▸ **To be done**: Word for word, transcribe the lines below and drop the pictures.

▸ **Input material**:
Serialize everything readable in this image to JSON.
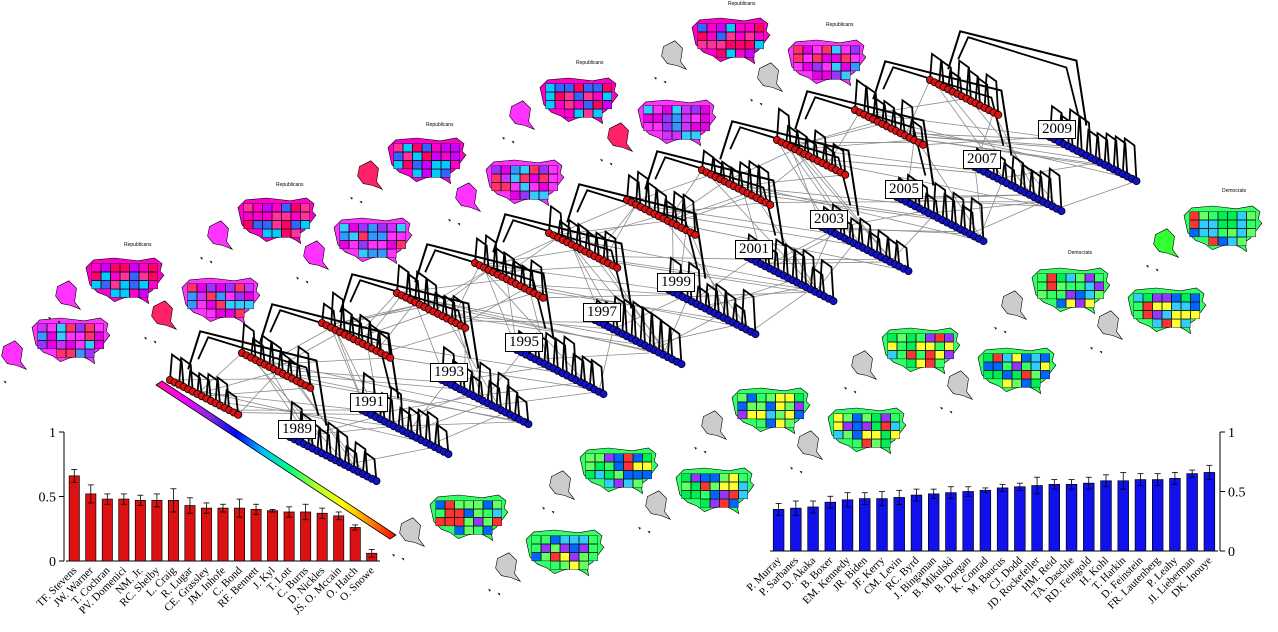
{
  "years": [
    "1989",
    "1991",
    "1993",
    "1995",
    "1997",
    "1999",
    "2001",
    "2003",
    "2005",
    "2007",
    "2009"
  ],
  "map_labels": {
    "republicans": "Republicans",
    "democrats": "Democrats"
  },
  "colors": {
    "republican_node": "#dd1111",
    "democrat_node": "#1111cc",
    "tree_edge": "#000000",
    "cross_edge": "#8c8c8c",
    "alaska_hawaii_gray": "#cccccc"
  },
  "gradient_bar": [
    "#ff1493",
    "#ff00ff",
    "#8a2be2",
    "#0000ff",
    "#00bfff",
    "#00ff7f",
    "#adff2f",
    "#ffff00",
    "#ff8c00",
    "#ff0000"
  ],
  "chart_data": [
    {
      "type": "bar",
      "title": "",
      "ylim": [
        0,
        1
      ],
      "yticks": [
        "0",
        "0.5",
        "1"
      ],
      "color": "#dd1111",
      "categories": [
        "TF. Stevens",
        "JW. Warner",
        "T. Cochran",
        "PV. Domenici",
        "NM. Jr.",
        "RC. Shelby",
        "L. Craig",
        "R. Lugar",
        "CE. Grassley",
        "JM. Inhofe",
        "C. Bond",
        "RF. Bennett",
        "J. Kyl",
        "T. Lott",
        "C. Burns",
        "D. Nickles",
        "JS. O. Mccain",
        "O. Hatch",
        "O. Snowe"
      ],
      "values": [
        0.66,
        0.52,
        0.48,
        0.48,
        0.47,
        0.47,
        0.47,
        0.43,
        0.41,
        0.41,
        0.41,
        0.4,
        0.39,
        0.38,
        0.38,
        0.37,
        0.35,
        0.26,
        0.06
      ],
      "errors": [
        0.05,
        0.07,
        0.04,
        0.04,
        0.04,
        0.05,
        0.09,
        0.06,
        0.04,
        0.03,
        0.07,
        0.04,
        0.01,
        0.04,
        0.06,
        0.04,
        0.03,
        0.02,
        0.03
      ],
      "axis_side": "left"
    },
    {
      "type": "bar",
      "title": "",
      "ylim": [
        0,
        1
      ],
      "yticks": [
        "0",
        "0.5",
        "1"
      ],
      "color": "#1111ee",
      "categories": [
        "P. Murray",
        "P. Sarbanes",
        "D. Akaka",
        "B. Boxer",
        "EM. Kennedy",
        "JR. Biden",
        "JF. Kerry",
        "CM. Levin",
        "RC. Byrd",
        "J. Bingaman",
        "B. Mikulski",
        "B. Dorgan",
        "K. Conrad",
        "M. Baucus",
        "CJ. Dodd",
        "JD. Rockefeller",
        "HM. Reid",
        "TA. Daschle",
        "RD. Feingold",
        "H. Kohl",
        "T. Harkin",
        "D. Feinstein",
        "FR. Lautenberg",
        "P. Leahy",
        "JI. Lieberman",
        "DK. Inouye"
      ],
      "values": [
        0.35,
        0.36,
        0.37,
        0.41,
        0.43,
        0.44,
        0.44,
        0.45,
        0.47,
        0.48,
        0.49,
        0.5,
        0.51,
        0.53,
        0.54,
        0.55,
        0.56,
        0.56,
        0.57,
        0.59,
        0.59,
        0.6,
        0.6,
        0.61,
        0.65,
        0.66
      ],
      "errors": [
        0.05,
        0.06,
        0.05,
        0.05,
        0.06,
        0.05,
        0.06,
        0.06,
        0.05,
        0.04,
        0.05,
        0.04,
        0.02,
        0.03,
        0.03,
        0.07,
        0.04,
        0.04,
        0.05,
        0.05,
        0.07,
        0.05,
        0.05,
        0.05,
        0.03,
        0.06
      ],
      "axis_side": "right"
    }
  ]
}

▸ **Full solution**:
Serialize everything readable in this image to JSON.
{
  "years": [
    "1989",
    "1991",
    "1993",
    "1995",
    "1997",
    "1999",
    "2001",
    "2003",
    "2005",
    "2007",
    "2009"
  ],
  "map_labels": {
    "republicans": "Republicans",
    "democrats": "Democrats"
  },
  "colors": {
    "republican_node": "#dd1111",
    "democrat_node": "#1111cc",
    "tree_edge": "#000000",
    "cross_edge": "#8c8c8c",
    "alaska_hawaii_gray": "#cccccc"
  },
  "gradient_bar": [
    "#ff1493",
    "#ff00ff",
    "#8a2be2",
    "#0000ff",
    "#00bfff",
    "#00ff7f",
    "#adff2f",
    "#ffff00",
    "#ff8c00",
    "#ff0000"
  ],
  "chart_data": [
    {
      "type": "bar",
      "title": "",
      "ylim": [
        0,
        1
      ],
      "yticks": [
        "0",
        "0.5",
        "1"
      ],
      "color": "#dd1111",
      "categories": [
        "TF. Stevens",
        "JW. Warner",
        "T. Cochran",
        "PV. Domenici",
        "NM. Jr.",
        "RC. Shelby",
        "L. Craig",
        "R. Lugar",
        "CE. Grassley",
        "JM. Inhofe",
        "C. Bond",
        "RF. Bennett",
        "J. Kyl",
        "T. Lott",
        "C. Burns",
        "D. Nickles",
        "JS. O. Mccain",
        "O. Hatch",
        "O. Snowe"
      ],
      "values": [
        0.66,
        0.52,
        0.48,
        0.48,
        0.47,
        0.47,
        0.47,
        0.43,
        0.41,
        0.41,
        0.41,
        0.4,
        0.39,
        0.38,
        0.38,
        0.37,
        0.35,
        0.26,
        0.06
      ],
      "errors": [
        0.05,
        0.07,
        0.04,
        0.04,
        0.04,
        0.05,
        0.09,
        0.06,
        0.04,
        0.03,
        0.07,
        0.04,
        0.01,
        0.04,
        0.06,
        0.04,
        0.03,
        0.02,
        0.03
      ],
      "axis_side": "left"
    },
    {
      "type": "bar",
      "title": "",
      "ylim": [
        0,
        1
      ],
      "yticks": [
        "0",
        "0.5",
        "1"
      ],
      "color": "#1111ee",
      "categories": [
        "P. Murray",
        "P. Sarbanes",
        "D. Akaka",
        "B. Boxer",
        "EM. Kennedy",
        "JR. Biden",
        "JF. Kerry",
        "CM. Levin",
        "RC. Byrd",
        "J. Bingaman",
        "B. Mikulski",
        "B. Dorgan",
        "K. Conrad",
        "M. Baucus",
        "CJ. Dodd",
        "JD. Rockefeller",
        "HM. Reid",
        "TA. Daschle",
        "RD. Feingold",
        "H. Kohl",
        "T. Harkin",
        "D. Feinstein",
        "FR. Lautenberg",
        "P. Leahy",
        "JI. Lieberman",
        "DK. Inouye"
      ],
      "values": [
        0.35,
        0.36,
        0.37,
        0.41,
        0.43,
        0.44,
        0.44,
        0.45,
        0.47,
        0.48,
        0.49,
        0.5,
        0.51,
        0.53,
        0.54,
        0.55,
        0.56,
        0.56,
        0.57,
        0.59,
        0.59,
        0.6,
        0.6,
        0.61,
        0.65,
        0.66
      ],
      "errors": [
        0.05,
        0.06,
        0.05,
        0.05,
        0.06,
        0.05,
        0.06,
        0.06,
        0.05,
        0.04,
        0.05,
        0.04,
        0.02,
        0.03,
        0.03,
        0.07,
        0.04,
        0.04,
        0.05,
        0.05,
        0.07,
        0.05,
        0.05,
        0.05,
        0.03,
        0.06
      ],
      "axis_side": "right"
    }
  ]
}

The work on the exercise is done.